Halifax 57 Rescue (Canada) is restoring and building a Halifax bomber for the Bomber Command Museum of Canada (BCMC) in Nanton, Alberta. The Organization is dedicated to preserving the Handley Page Halifax bomber aircraft, used during air combat operations in WWII. Rapid3D was contacted by Karl Kjaarsgard, the Curator of the Bomber Command Museum of Canada, to help with a scan and modeling project to help recreate and reproduce the engine air scoop.

The air intake, or air scoop, of an aircraft is a component which takes in air during flight to provide ventilation.

Figure 1: The air scoop on a Halifax bomber engine.

The story behind finding the air scoop is a serendipitous one. Scott Knox, the chief engineer for the rebuild of the Halifax heavy bomber, recently logged onto Facebook to surf around, ultimately finding himself looking at an aircraft parts page. He saw an interesting post with a familiar-looking part and immediately called Karl, asking "What does this look like to you?" Karl recognized the part as the same as the one on a Halifax bomber and verified using his own photos and cowling.

He immediately called the Facebook post owner, a man named Steve in Northern California, and asked him how he had so many leftover parts from a Short Solent giant flying boat, with Hercules 637 radial engines, when they were built in Ireland... in the 1950s!

■ **WHAT THE TASK REQUIRES**:
Answer these questions about the Halifax bomber text, marking each answer with the same number.
1. Who contacted Rapid3D about the scan and modeling project?
2. On what kind of Facebook page did Scott Knox find the familiar-looking part?
3. What engines did the Short Solent flying boat have?

Image element box records
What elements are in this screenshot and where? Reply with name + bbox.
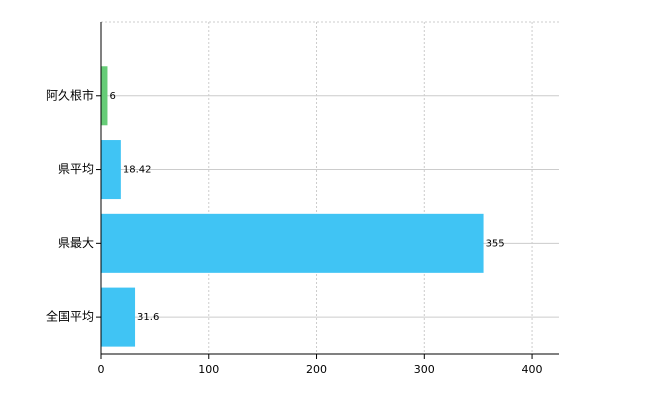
x-tick-label: 300 bbox=[414, 363, 435, 376]
bar bbox=[101, 140, 121, 200]
y-tick-label: 県平均 bbox=[58, 162, 94, 176]
x-tick-label: 400 bbox=[522, 363, 543, 376]
value-label: 31.6 bbox=[137, 312, 159, 323]
y-tick-label: 全国平均 bbox=[46, 309, 94, 324]
value-label: 18.42 bbox=[123, 165, 152, 176]
value-label: 6 bbox=[109, 91, 115, 102]
x-tick-label: 200 bbox=[306, 363, 327, 376]
y-tick-label: 阿久根市 bbox=[46, 87, 94, 102]
bar bbox=[101, 287, 136, 347]
y-tick-label: 県最大 bbox=[58, 236, 94, 250]
bar bbox=[101, 213, 484, 273]
x-tick-label: 100 bbox=[198, 363, 219, 376]
x-tick-label: 0 bbox=[98, 363, 105, 376]
bar bbox=[101, 66, 108, 126]
value-label: 355 bbox=[486, 238, 505, 249]
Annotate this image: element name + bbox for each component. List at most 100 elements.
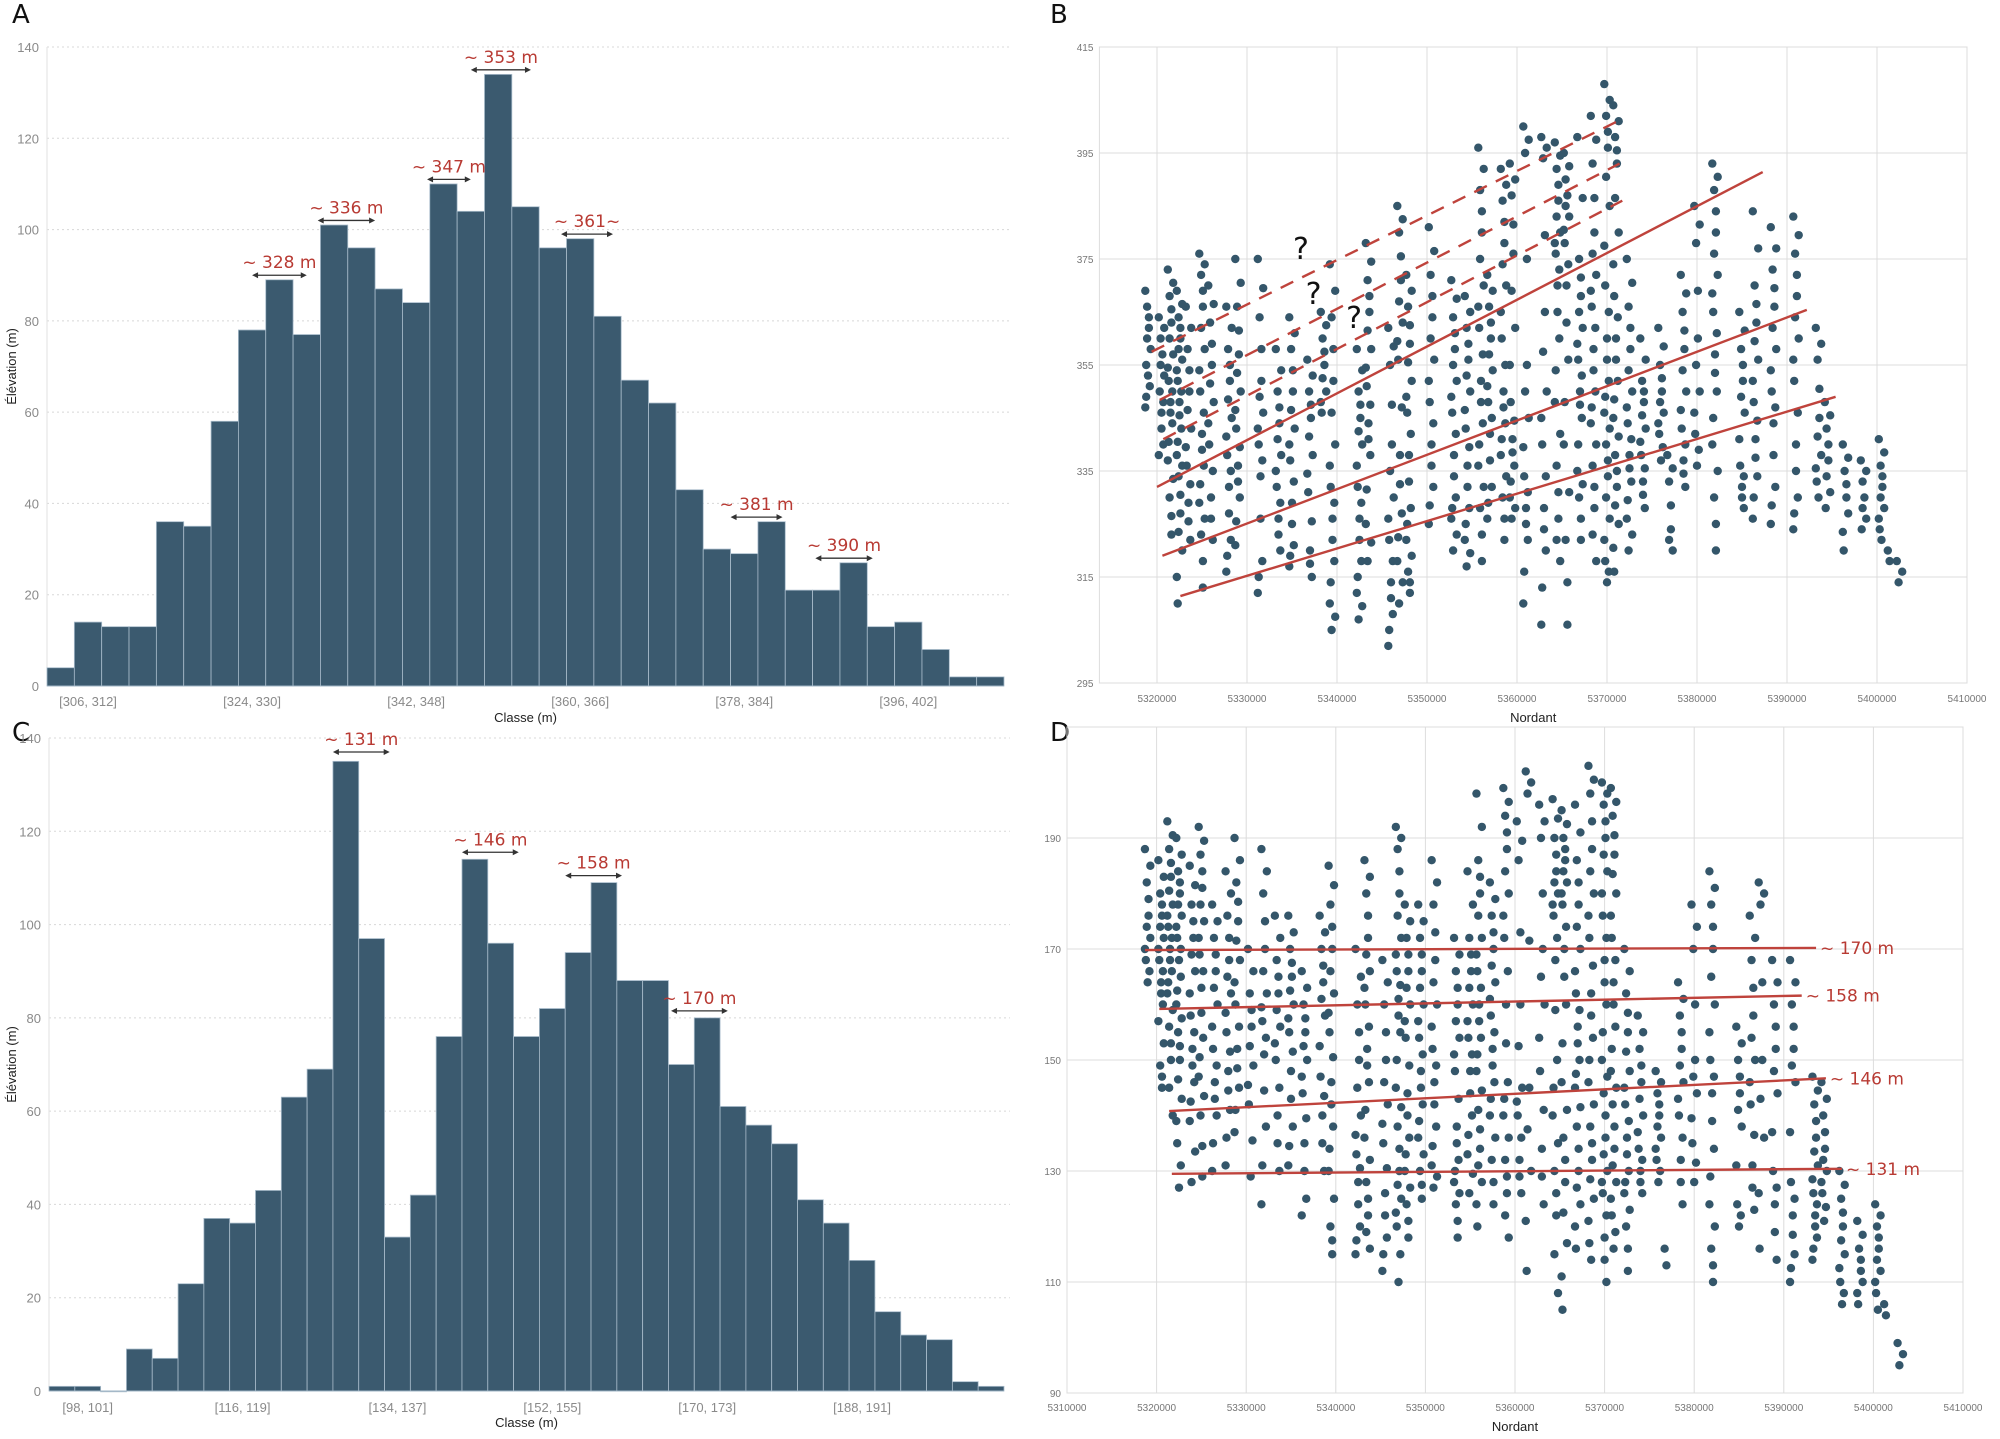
data-point (1302, 1194, 1311, 1203)
data-point (1405, 578, 1415, 587)
data-point (1393, 556, 1402, 566)
data-point (1563, 620, 1572, 629)
data-point (1660, 1244, 1669, 1253)
data-point (1429, 900, 1438, 909)
data-point (1751, 435, 1760, 444)
data-point (1402, 983, 1411, 993)
data-point (1809, 1189, 1818, 1198)
data-point (1785, 1127, 1795, 1137)
data-point (1586, 789, 1595, 798)
data-point (1365, 307, 1374, 317)
data-point (1464, 339, 1473, 348)
histogram-bar (487, 942, 514, 1392)
data-point (1570, 967, 1580, 976)
histogram-panel-a: A 0 20 40 60 80 100 120 140 [306, 312] [324, 330]… (0, 0, 1020, 725)
data-point (1190, 967, 1200, 976)
data-point (1298, 1089, 1307, 1098)
data-point (1655, 1111, 1664, 1120)
data-point (1328, 1236, 1337, 1245)
data-point (1749, 493, 1758, 502)
data-point (1406, 429, 1415, 439)
data-point (1448, 503, 1457, 513)
data-point (1857, 525, 1866, 534)
data-point (1222, 1028, 1231, 1037)
trend-line-label: ~ 146 m (1830, 1069, 1904, 1089)
data-point (1512, 1097, 1521, 1106)
data-point (1824, 440, 1833, 449)
data-point (1840, 1250, 1849, 1259)
data-point (1429, 1183, 1438, 1192)
data-point (1208, 1044, 1218, 1054)
data-point (1195, 249, 1204, 258)
data-point (1379, 1250, 1388, 1259)
data-point (1557, 806, 1566, 815)
data-point (1365, 872, 1375, 882)
data-point (1231, 405, 1240, 415)
data-point (1195, 498, 1204, 507)
data-point (1198, 1141, 1207, 1151)
data-point (1600, 408, 1609, 417)
data-point (1813, 355, 1822, 364)
histogram-bar (745, 1124, 773, 1392)
data-point (1638, 1189, 1647, 1198)
data-point (1608, 869, 1617, 879)
data-point (1571, 1069, 1581, 1079)
data-point (1558, 900, 1567, 909)
x-tick-label: 5330000 (1227, 1403, 1266, 1414)
histogram-bar (384, 1236, 411, 1392)
data-point (1565, 212, 1574, 221)
data-point (1401, 1033, 1410, 1042)
data-point (1224, 1086, 1233, 1095)
data-point (1319, 961, 1328, 970)
histogram-bar (229, 1222, 256, 1392)
data-point (1878, 472, 1887, 481)
data-point (1483, 382, 1492, 391)
data-point (1142, 302, 1152, 311)
data-point (1810, 1100, 1819, 1109)
histogram-bar (948, 676, 978, 687)
data-point (1520, 387, 1530, 396)
data-point (1625, 1205, 1634, 1215)
data-point (1754, 244, 1763, 253)
data-point (1559, 225, 1568, 235)
x-tick-label: [360, 366] (551, 694, 609, 709)
data-point (1235, 955, 1245, 965)
data-point (1234, 1022, 1244, 1031)
data-point (1664, 535, 1674, 545)
data-point (1790, 1194, 1799, 1203)
data-point (1652, 1155, 1661, 1165)
data-point (1397, 1102, 1406, 1112)
data-point (1182, 461, 1191, 470)
data-point (1628, 387, 1637, 396)
data-point (1625, 967, 1634, 976)
data-point (1735, 1072, 1745, 1081)
data-point (1552, 212, 1561, 221)
annotation-arrowhead-right (776, 514, 783, 521)
data-point (1551, 1005, 1560, 1015)
data-point (1575, 400, 1585, 409)
data-point (1188, 1044, 1197, 1054)
histogram-bar (265, 279, 294, 687)
histogram-bar (566, 238, 595, 687)
y-tick-label: 355 (1077, 361, 1094, 372)
histogram-bar (177, 1283, 205, 1392)
data-point (1429, 419, 1438, 428)
data-point (1187, 900, 1196, 909)
data-point (1586, 286, 1595, 295)
data-point (1425, 397, 1434, 407)
data-point (1572, 1122, 1582, 1131)
data-point (1262, 867, 1272, 876)
data-point (1517, 1189, 1526, 1198)
data-point (1414, 1116, 1424, 1126)
data-point (1450, 344, 1460, 354)
data-point (1622, 1133, 1632, 1142)
data-point (1586, 1011, 1596, 1020)
data-point (1276, 933, 1285, 943)
data-point (1571, 989, 1581, 998)
data-point (1387, 440, 1397, 449)
data-point (1327, 625, 1336, 635)
scatter-b: 5320000 5330000 5340000 5350000 5360000 53700… (1077, 43, 1987, 725)
data-point (1401, 1150, 1410, 1159)
data-point (1601, 817, 1610, 826)
data-point (1176, 509, 1185, 518)
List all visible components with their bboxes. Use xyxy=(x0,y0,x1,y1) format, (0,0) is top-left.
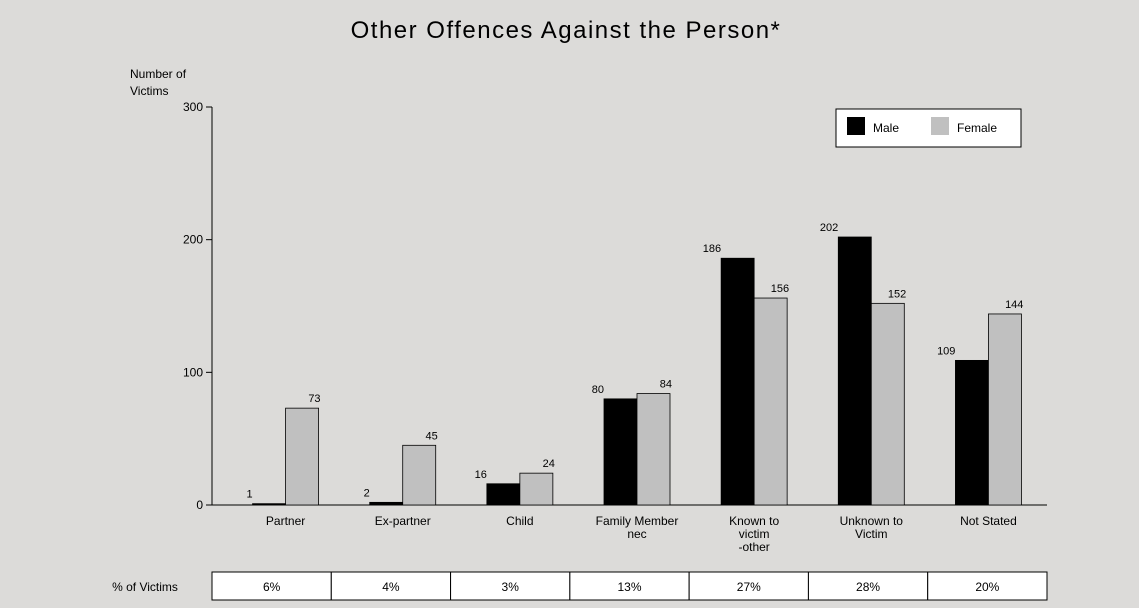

■ **THE OUTPUT**:
1. Karl Kjaarsgard, the Curator of the Bomber Command Museum of Canada.
2. An aircraft parts page.
3. Hercules 637 radial engines.